--- Begin Raw data ---

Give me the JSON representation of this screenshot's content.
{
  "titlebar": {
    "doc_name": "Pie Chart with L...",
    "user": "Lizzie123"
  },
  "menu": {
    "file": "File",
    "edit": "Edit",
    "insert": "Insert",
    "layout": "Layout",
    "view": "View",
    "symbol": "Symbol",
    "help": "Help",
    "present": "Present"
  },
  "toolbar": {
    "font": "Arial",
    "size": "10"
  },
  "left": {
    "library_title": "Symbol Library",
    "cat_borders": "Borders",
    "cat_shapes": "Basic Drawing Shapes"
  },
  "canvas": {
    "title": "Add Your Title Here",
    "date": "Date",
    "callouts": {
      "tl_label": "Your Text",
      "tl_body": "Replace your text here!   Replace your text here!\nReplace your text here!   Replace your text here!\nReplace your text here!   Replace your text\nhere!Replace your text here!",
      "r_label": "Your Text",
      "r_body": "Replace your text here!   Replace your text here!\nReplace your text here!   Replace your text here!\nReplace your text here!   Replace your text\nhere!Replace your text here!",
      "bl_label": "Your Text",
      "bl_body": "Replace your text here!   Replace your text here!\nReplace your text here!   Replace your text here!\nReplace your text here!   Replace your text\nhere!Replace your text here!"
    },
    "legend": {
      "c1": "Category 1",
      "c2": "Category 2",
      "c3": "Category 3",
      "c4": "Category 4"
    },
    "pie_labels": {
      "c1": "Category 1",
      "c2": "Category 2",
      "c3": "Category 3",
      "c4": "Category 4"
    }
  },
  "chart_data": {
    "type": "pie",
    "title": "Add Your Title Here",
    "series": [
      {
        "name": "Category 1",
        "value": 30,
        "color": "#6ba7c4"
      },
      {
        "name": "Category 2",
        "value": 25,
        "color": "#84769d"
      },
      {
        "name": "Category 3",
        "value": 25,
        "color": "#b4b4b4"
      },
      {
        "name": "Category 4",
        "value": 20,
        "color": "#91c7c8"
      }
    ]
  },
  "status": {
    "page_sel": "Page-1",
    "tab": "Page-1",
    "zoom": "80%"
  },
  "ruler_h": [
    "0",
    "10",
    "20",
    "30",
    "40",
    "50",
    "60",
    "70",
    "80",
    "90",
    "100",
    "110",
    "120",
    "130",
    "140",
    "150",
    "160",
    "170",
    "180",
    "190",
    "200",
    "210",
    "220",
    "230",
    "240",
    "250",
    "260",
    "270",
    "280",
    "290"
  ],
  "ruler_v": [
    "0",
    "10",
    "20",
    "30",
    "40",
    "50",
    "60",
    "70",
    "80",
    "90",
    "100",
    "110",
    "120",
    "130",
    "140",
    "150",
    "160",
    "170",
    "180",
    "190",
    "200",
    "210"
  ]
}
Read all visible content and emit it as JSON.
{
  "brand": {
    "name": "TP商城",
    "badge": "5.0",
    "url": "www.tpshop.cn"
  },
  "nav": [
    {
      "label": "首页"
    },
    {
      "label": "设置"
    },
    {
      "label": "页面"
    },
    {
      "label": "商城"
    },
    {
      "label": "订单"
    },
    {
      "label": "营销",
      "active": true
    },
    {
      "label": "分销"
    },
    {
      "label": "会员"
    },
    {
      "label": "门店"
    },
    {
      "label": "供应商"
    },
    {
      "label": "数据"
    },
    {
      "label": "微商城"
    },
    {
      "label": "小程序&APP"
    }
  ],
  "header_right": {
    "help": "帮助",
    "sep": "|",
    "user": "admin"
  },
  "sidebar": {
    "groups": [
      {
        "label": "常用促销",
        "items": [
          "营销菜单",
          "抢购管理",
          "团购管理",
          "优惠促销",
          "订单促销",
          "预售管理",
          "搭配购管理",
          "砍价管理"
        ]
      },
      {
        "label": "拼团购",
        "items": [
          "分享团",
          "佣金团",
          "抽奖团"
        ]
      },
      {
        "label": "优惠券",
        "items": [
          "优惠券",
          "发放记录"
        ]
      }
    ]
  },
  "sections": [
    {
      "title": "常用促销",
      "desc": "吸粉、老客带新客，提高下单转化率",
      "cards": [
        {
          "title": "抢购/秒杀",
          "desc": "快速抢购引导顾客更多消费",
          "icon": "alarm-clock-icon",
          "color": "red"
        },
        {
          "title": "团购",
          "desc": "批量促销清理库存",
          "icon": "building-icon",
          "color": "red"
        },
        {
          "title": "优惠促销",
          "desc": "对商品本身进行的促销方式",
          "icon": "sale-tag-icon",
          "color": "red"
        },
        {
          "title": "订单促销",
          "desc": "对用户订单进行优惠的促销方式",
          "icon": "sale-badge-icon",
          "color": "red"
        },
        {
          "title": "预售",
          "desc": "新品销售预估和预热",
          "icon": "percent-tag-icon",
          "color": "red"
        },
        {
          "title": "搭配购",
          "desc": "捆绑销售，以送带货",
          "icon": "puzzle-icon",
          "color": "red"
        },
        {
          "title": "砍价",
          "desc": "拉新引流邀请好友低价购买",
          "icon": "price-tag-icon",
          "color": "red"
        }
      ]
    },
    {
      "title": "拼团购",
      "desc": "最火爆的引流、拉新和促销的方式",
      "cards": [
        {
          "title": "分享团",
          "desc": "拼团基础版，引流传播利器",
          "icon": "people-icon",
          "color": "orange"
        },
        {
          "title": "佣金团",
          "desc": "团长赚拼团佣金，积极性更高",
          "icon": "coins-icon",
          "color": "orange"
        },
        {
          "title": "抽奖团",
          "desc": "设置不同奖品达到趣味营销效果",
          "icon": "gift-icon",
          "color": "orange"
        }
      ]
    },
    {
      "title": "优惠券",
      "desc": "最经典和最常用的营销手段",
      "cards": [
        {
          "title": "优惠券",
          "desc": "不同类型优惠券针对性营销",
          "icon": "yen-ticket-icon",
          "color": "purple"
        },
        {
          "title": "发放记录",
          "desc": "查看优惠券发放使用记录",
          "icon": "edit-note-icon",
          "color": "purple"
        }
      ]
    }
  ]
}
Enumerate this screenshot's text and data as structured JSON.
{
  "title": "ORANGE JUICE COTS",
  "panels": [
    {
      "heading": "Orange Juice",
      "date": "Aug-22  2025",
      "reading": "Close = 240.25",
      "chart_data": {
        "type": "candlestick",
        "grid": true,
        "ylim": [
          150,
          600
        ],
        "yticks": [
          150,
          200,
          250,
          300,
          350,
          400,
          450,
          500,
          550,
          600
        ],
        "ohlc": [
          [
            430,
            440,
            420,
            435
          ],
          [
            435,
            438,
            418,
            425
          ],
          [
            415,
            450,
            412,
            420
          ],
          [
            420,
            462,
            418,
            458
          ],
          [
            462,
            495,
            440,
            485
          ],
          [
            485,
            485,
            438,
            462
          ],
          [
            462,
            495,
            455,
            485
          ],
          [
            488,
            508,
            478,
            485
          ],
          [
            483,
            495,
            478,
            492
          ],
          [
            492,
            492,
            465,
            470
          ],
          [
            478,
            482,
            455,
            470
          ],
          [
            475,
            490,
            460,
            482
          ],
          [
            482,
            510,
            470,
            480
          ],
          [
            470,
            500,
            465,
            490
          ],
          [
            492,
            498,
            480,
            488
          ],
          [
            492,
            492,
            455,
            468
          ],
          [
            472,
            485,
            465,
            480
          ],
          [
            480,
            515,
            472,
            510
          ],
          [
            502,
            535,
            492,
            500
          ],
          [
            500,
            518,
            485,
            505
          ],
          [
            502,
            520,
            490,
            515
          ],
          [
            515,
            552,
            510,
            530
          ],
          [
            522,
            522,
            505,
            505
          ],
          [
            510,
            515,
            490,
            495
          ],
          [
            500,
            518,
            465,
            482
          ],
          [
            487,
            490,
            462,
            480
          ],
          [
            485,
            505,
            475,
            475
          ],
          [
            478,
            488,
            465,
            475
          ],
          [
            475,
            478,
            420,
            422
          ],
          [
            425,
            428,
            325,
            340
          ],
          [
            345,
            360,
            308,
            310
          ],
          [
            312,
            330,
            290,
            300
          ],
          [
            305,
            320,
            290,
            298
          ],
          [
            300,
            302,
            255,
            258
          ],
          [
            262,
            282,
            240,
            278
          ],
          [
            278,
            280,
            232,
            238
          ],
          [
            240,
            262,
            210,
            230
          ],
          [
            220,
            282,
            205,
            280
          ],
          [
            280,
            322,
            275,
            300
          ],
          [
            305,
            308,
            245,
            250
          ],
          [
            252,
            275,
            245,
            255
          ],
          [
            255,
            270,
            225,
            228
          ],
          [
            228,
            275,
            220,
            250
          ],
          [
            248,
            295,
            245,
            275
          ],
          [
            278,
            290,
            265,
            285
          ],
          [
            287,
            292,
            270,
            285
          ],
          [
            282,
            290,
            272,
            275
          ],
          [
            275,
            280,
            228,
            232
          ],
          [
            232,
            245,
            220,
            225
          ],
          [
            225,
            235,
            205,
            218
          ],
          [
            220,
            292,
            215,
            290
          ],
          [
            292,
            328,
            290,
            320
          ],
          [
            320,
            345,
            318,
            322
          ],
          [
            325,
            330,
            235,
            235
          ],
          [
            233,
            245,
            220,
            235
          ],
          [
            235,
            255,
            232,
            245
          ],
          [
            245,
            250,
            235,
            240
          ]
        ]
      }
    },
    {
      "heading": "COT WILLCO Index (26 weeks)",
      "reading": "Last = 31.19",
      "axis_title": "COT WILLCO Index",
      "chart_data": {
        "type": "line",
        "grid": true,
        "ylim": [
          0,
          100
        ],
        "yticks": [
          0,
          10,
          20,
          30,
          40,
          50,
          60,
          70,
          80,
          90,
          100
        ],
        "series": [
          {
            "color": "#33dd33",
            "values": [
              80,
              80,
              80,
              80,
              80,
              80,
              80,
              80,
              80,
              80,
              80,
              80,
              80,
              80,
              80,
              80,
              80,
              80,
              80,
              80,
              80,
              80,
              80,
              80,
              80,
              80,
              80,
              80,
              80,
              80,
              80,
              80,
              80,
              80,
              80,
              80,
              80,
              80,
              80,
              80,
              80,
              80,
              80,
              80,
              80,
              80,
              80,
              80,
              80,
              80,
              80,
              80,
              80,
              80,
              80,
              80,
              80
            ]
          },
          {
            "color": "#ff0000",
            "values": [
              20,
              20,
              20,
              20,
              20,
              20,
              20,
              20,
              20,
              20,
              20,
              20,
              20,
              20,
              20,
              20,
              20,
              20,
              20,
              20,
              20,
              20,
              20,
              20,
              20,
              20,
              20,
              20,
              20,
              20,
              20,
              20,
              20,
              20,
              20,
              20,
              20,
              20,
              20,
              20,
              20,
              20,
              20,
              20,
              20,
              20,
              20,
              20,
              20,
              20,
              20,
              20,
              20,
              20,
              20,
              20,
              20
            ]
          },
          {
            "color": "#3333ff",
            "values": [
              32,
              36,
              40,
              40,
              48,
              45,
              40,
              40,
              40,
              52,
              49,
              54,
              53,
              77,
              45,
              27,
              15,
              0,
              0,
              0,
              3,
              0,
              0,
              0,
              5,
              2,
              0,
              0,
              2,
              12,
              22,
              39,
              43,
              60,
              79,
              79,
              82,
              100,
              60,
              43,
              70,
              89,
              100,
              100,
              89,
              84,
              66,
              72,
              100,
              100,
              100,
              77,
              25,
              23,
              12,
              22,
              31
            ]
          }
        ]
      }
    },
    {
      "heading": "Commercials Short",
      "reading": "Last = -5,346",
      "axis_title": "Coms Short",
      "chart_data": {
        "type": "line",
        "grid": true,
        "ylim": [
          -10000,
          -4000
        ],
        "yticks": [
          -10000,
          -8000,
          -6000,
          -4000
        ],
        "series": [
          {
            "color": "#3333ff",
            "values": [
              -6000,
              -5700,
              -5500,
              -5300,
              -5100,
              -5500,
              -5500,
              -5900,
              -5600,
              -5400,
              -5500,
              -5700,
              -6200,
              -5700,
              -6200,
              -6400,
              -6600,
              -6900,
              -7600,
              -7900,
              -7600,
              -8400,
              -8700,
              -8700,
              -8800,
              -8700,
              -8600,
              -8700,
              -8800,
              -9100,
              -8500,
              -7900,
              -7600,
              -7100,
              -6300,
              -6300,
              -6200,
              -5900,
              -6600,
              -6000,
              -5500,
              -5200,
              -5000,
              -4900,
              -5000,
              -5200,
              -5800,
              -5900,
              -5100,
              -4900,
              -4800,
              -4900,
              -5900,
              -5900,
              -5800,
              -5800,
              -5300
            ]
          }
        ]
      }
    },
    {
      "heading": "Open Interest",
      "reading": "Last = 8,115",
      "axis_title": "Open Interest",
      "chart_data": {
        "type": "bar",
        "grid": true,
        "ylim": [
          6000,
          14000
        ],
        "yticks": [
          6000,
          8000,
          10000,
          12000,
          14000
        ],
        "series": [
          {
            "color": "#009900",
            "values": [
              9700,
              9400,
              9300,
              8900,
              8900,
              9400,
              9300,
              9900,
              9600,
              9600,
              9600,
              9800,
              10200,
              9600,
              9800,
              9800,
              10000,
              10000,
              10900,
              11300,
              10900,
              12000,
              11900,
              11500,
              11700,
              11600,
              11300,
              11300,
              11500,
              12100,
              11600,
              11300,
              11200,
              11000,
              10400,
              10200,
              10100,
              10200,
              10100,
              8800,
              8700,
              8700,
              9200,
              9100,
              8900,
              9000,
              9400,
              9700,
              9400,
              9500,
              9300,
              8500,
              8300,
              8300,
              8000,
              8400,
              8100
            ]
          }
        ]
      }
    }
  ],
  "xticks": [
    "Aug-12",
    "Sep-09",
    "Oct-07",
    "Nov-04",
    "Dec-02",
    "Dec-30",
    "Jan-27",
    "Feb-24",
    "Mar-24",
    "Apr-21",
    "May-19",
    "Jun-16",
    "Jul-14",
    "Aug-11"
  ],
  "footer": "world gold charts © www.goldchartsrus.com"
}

--- End Raw data ---

- _Work to be completed_
From the listing above, return each line with the word "icon".

- _The result_
          "icon": "alarm-clock-icon",
          "icon": "building-icon",
          "icon": "sale-tag-icon",
          "icon": "sale-badge-icon",
          "icon": "percent-tag-icon",
          "icon": "puzzle-icon",
          "icon": "price-tag-icon",
          "icon": "people-icon",
          "icon": "coins-icon",
          "icon": "gift-icon",
          "icon": "yen-ticket-icon",
          "icon": "edit-note-icon",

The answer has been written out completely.